RECORDS TO PROCESS
^^^^^^^^
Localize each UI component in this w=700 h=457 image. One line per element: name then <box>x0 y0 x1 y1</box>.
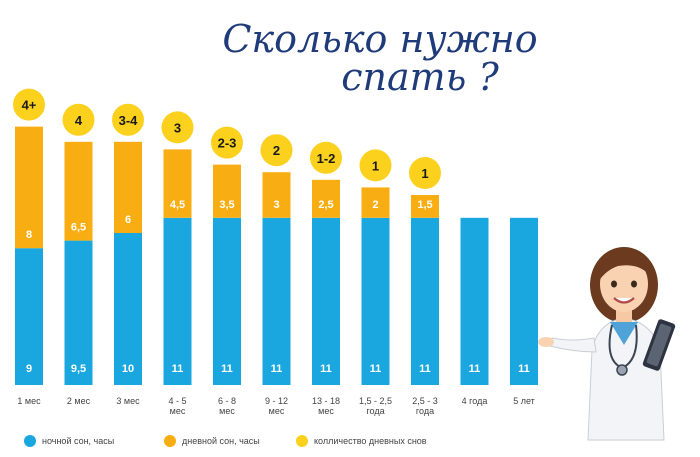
^^^^^^^^
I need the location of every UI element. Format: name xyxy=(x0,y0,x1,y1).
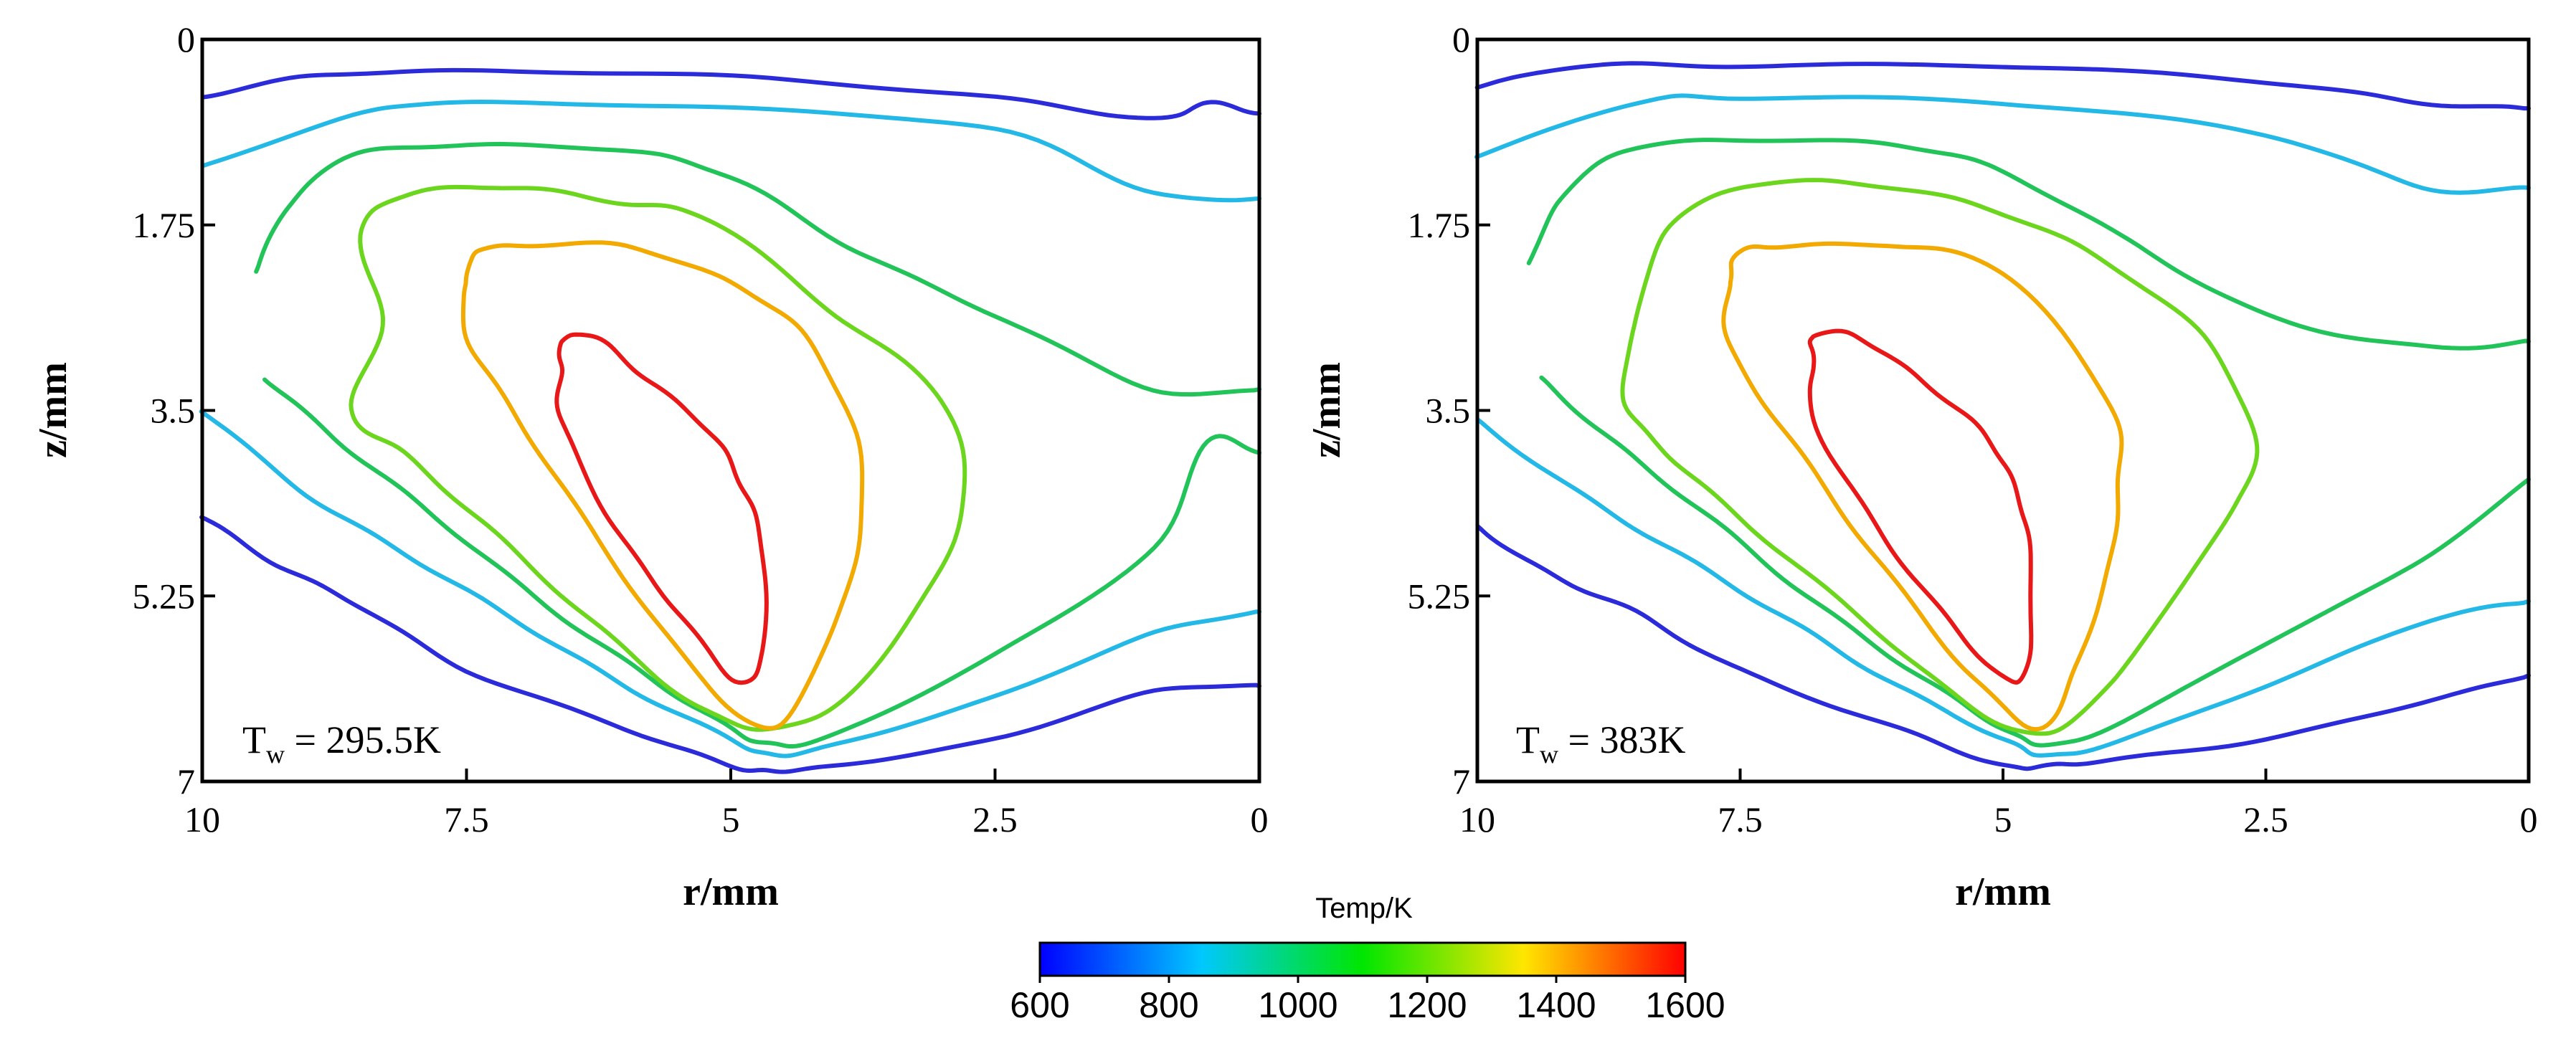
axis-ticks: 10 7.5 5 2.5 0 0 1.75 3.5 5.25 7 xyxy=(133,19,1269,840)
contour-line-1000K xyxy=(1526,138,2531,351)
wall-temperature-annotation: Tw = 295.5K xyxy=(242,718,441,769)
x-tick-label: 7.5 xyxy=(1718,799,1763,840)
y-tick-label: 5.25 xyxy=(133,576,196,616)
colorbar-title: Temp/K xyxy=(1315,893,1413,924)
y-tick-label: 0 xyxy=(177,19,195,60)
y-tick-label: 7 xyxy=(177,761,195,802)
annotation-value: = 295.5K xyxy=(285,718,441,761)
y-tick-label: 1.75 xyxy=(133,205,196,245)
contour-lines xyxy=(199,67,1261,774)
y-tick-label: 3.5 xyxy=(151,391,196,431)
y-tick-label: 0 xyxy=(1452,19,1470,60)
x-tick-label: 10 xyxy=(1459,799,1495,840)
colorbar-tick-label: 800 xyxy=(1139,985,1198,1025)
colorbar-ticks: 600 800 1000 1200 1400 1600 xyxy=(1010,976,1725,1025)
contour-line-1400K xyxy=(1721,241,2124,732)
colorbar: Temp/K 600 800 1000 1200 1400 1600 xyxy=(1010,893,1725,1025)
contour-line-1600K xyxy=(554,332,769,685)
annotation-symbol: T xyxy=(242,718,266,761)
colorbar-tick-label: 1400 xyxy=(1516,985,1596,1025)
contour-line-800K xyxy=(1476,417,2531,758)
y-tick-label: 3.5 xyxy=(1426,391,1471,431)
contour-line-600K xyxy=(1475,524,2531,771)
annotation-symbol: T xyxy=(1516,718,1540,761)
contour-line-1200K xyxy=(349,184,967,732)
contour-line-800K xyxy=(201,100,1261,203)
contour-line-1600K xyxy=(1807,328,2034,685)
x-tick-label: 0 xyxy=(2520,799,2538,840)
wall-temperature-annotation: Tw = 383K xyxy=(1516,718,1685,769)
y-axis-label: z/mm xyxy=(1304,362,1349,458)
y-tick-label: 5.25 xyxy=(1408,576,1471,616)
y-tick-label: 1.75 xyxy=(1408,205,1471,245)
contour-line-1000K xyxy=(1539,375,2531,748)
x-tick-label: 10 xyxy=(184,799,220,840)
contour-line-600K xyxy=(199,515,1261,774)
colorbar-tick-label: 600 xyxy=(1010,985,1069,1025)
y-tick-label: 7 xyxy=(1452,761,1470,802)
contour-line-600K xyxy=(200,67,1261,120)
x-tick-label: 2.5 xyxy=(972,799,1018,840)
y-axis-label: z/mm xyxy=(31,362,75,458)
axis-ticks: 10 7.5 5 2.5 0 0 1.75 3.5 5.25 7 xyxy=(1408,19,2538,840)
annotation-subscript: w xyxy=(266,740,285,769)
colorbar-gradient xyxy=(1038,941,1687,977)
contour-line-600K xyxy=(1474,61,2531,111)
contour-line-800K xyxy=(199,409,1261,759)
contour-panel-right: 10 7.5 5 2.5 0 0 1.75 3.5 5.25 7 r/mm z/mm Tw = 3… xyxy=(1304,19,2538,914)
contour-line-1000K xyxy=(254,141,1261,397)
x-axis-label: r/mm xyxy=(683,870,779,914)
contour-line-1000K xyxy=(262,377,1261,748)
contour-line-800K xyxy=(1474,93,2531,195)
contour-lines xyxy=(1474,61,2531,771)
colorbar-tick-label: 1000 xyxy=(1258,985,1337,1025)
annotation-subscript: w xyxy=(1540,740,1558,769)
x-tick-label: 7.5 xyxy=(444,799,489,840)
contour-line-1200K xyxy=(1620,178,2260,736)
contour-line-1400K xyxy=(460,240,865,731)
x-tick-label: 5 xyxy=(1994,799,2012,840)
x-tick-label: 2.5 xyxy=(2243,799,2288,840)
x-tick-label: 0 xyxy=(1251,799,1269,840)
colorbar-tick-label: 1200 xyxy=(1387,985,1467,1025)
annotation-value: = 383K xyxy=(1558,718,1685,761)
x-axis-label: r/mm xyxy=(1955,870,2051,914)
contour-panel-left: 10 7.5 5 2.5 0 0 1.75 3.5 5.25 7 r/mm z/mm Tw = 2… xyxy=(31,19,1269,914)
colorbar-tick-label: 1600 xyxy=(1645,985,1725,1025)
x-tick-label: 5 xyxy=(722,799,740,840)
^^^^^^^^
GOAL OF THE EXERCISE
Copy the listing word for word, starting at the line containing "I need the location" and ending at the line containing "y-tick-label: 3.5 xyxy=(151,391,196,431)", including both of those lines. Leave out the picture.

PROBLEM SOLUTION
I need the location of every UI element. Format: name xyxy=(x0,y0,x1,y1).
axis-ticks: 10 7.5 5 2.5 0 0 1.75 3.5 5.25 7 xyxy=(133,19,1269,840)
contour-line-1000K xyxy=(1526,138,2531,351)
wall-temperature-annotation: Tw = 295.5K xyxy=(242,718,441,769)
x-tick-label: 7.5 xyxy=(1718,799,1763,840)
y-tick-label: 5.25 xyxy=(133,576,196,616)
colorbar-title: Temp/K xyxy=(1315,893,1413,924)
y-tick-label: 0 xyxy=(177,19,195,60)
y-tick-label: 7 xyxy=(177,761,195,802)
annotation-value: = 295.5K xyxy=(285,718,441,761)
y-tick-label: 1.75 xyxy=(133,205,196,245)
contour-lines xyxy=(199,67,1261,774)
y-tick-label: 3.5 xyxy=(151,391,196,431)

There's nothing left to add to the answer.